=== Aim ===
Copy the Chesapeake National Recreation Area text from "Senator Chris Van" to "spurring economic growth.", swapping "working group" for "task force".

=== Document segment ===
Chesapeake National Recreation Area

Senator Chris Van Hollen and Congressman John Sarbanes are pleased to introduce legislation that will designate a unified Chesapeake National Recreation Area (CNRA) as part of the National Park System. The legislation was developed through collaboration with a broad range of stakeholders represented on the working group that Senator Van Hollen and Congressman Sarbanes convened last year, and informed by feedback during a 6-month public comment period. The CNRA will utilize a collection of partnerships with states, localities, and private entities with the intent of highlighting the landscape and national significance of the Chesapeake Bay. This will deliver more federal resources to the watershed region, celebrate its diverse cultural and economic history, conserve the Bay’s environment, and foster public access to this national treasure while also spurring economic growth.

The CNRA will increase diverse public access to the Chesapeake Bay and strengthen the culture of stewardship across the region. Additionally, the CNRA will highlight the stories that often go untold – those of Indigenous peoples; free and enslaved Blacks; the role the Bay played in the earliest days of the Maryland and Virginia Colonies; the key part the Bay has played, and continues to play, in the region’s economy; and the story of watermen and -women who are essential to the economic success and health of the Bay region. Everyone who resides in the watershed has an important role in Bay conservation and culture.

=== Data ===
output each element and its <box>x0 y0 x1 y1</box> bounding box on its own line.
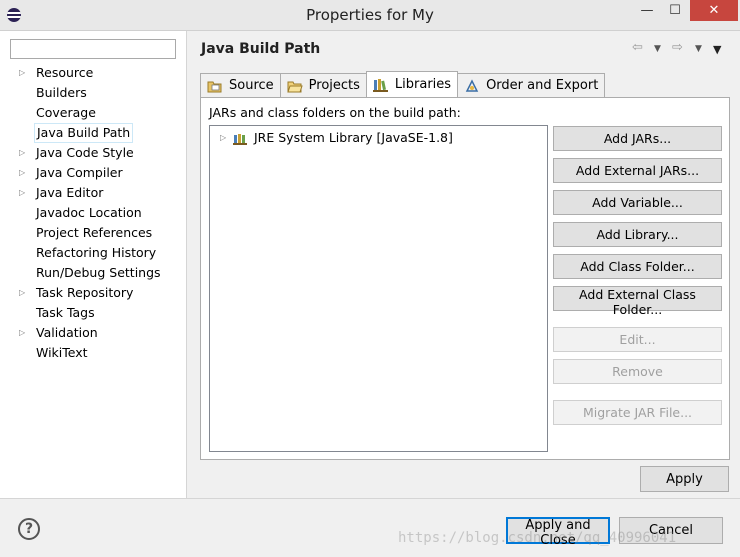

=== Output for this task ===
Senator Chris Van Hollen and Congressman John Sarbanes are pleased to introduce legislation that will designate a unified Chesapeake National Recreation Area (CNRA) as part of the National Park System. The legislation was developed through collaboration with a broad range of stakeholders represented on the task force that Senator Van Hollen and Congressman Sarbanes convened last year, and informed by feedback during a 6-month public comment period. The CNRA will utilize a collection of partnerships with states, localities, and private entities with the intent of highlighting the landscape and national significance of the Chesapeake Bay. This will deliver more federal resources to the watershed region, celebrate its diverse cultural and economic history, conserve the Bay’s environment, and foster public access to this national treasure while also spurring economic growth.